Rows from a dataset
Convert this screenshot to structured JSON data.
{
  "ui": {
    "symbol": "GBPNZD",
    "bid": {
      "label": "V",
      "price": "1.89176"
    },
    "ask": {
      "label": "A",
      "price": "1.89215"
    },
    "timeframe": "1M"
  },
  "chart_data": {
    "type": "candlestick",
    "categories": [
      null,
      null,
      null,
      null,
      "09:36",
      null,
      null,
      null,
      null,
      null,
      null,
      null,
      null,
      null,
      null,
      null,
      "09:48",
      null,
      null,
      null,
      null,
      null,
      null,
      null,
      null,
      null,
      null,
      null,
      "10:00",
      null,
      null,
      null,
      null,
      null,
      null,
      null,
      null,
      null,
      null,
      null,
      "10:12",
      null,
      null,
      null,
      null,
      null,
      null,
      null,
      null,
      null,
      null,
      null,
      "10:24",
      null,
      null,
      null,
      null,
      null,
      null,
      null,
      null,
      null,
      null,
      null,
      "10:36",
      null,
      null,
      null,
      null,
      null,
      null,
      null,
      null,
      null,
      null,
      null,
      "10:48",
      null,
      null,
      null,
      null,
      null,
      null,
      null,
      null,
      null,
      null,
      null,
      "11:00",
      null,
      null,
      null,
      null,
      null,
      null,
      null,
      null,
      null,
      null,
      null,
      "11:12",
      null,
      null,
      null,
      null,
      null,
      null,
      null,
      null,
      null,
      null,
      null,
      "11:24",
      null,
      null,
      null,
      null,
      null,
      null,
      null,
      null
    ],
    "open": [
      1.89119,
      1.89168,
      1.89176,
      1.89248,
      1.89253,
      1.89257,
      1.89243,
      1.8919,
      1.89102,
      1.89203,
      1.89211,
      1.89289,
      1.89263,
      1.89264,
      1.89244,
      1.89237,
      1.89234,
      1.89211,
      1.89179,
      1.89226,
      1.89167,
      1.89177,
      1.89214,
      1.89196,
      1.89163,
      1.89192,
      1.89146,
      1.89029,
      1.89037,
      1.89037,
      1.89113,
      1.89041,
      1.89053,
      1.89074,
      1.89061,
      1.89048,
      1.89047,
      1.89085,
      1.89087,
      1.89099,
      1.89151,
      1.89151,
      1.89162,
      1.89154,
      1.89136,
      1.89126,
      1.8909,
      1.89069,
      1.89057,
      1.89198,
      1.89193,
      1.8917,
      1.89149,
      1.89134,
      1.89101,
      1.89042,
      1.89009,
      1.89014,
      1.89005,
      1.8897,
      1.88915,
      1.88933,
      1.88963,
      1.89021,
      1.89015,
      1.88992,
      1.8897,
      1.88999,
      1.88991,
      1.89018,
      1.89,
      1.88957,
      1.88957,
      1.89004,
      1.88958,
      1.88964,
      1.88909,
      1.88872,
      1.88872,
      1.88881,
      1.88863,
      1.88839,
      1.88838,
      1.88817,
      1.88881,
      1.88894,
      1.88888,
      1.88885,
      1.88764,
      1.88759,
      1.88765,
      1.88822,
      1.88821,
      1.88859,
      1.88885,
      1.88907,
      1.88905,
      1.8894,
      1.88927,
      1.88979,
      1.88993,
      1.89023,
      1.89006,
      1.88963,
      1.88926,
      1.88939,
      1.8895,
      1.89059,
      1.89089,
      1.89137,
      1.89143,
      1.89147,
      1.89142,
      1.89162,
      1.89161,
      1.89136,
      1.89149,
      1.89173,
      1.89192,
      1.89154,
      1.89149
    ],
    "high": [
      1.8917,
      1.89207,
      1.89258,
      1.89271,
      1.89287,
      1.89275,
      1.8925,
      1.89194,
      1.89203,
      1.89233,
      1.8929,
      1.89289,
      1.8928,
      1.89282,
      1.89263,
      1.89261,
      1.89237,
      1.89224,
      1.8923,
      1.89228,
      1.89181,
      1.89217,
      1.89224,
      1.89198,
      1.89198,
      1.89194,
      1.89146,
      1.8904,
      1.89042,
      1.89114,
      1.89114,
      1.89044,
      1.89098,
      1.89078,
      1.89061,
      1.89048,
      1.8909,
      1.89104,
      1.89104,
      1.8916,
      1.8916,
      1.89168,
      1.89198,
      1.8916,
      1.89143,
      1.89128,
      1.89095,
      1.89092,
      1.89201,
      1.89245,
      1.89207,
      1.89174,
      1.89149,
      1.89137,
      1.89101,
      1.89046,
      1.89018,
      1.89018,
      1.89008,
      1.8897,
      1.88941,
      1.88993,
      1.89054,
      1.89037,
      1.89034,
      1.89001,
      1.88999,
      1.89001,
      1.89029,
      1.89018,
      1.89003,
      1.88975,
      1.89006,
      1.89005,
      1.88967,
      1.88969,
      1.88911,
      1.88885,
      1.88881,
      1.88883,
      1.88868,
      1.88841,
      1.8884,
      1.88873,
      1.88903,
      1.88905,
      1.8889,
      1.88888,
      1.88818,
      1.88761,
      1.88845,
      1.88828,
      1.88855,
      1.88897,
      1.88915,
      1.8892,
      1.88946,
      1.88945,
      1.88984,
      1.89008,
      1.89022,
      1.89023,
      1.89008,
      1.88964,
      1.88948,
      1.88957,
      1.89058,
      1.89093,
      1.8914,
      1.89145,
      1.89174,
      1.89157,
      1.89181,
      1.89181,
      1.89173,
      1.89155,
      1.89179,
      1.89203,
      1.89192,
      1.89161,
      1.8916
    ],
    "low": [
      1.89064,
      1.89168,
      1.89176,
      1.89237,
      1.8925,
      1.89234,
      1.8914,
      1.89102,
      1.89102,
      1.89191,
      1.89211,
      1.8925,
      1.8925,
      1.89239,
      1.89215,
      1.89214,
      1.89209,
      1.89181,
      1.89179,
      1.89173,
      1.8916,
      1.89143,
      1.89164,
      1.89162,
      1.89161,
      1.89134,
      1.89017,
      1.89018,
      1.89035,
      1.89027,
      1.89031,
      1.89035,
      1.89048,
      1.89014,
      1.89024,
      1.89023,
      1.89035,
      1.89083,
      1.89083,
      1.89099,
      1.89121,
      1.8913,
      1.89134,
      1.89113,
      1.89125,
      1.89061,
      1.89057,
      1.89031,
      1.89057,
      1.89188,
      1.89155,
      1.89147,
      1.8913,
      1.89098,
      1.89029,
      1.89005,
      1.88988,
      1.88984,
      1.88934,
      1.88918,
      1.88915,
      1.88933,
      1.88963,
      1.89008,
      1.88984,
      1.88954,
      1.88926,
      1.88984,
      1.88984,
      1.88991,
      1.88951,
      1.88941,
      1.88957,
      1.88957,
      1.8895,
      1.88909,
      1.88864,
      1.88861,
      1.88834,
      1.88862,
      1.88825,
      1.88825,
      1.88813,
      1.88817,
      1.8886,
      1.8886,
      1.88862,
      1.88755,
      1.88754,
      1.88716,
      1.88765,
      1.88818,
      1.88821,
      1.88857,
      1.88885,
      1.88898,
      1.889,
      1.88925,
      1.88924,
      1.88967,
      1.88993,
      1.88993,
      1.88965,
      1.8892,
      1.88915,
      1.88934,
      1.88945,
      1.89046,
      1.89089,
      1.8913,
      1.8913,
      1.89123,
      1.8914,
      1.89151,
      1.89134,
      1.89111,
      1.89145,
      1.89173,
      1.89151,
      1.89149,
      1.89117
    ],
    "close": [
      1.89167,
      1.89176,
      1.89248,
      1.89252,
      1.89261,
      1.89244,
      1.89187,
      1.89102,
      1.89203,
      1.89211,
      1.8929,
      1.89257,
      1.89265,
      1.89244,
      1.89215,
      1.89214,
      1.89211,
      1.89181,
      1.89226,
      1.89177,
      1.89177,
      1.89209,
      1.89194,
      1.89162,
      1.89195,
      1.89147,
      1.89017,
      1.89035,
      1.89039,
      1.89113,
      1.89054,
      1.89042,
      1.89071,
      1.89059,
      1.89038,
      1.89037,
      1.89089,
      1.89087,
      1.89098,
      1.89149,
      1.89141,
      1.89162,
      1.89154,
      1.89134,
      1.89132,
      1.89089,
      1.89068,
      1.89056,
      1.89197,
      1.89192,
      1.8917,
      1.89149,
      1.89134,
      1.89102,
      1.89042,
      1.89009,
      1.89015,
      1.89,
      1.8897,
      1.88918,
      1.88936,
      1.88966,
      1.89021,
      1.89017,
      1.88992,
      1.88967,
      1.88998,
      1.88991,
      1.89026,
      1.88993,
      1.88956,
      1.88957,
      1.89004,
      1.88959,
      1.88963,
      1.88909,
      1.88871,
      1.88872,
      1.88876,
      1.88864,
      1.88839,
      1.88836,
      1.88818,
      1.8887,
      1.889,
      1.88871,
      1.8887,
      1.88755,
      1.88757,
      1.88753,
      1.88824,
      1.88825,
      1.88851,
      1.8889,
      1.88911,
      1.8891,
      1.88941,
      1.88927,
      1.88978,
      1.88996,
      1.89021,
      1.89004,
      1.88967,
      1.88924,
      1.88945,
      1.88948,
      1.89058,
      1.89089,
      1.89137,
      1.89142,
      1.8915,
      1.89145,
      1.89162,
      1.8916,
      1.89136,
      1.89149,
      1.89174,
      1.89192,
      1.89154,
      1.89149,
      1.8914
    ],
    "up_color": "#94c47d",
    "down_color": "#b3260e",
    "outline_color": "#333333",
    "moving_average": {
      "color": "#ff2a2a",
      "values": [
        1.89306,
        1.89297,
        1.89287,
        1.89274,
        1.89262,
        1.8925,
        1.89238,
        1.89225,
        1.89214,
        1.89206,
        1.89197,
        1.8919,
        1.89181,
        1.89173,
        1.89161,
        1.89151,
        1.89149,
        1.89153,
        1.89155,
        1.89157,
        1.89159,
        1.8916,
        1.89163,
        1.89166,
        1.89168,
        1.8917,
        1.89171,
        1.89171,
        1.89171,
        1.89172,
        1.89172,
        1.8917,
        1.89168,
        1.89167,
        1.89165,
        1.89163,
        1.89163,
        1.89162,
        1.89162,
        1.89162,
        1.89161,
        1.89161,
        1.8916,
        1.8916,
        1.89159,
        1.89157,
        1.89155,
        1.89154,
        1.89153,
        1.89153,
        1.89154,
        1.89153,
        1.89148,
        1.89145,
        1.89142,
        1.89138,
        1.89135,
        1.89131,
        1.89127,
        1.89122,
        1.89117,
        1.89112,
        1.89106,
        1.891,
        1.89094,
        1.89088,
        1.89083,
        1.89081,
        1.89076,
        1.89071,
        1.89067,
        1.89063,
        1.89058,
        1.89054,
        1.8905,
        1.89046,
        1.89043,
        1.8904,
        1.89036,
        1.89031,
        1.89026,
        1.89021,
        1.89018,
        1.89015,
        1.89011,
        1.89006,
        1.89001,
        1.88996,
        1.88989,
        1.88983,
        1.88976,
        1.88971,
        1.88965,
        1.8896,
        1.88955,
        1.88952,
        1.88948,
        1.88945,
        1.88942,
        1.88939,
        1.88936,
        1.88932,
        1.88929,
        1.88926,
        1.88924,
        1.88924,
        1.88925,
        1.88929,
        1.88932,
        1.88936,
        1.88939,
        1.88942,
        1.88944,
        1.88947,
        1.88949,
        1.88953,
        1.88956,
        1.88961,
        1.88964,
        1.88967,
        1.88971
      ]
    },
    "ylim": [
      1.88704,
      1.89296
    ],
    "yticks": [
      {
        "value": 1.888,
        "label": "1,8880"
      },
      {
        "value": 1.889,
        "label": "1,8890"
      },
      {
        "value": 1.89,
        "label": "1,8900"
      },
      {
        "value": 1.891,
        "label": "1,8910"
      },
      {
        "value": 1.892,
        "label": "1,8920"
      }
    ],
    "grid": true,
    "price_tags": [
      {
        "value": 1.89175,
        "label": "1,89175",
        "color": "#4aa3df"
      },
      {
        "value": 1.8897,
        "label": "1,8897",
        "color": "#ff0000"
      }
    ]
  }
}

TASK:
Copy out every line that includes the word "label".

SOLUTION TO THE PROBLEM:
      "label": "V",
      "label": "A",
        "label": "1,8880"
        "label": "1,8890"
        "label": "1,8900"
        "label": "1,8910"
        "label": "1,8920"
        "label": "1,89175",
        "label": "1,8897",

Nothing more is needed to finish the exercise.